Look for "съветници" in each line of the entries, and return the matching lines.

------

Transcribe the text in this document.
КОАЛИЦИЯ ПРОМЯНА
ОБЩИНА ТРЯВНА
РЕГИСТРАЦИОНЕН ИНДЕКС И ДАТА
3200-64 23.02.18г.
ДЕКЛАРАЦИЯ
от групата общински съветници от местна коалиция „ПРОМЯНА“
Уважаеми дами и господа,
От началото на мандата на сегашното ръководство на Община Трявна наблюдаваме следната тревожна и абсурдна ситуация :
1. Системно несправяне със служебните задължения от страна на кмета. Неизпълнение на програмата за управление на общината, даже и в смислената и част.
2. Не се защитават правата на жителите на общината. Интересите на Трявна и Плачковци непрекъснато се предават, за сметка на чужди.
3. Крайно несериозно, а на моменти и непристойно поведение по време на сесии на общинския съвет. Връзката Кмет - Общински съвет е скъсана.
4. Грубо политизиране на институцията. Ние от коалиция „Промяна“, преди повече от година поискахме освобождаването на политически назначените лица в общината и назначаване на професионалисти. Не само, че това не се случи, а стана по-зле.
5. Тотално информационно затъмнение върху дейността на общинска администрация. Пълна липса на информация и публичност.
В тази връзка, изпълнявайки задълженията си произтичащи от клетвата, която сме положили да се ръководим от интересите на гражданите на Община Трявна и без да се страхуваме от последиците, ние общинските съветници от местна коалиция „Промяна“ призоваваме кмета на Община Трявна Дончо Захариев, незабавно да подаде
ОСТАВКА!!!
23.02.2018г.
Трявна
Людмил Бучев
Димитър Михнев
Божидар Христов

------

EXERCISE RESPONSE
от групата общински съветници от местна коалиция „ПРОМЯНА“
В тази връзка, изпълнявайки задълженията си произтичащи от клетвата, която сме положили да се ръководим от интересите на гражданите на Община Трявна и без да се страхуваме от последиците, ние общинските съветници от местна коалиция „Промяна“ призоваваме кмета на Община Трявна Дончо Захариев, незабавно да подаде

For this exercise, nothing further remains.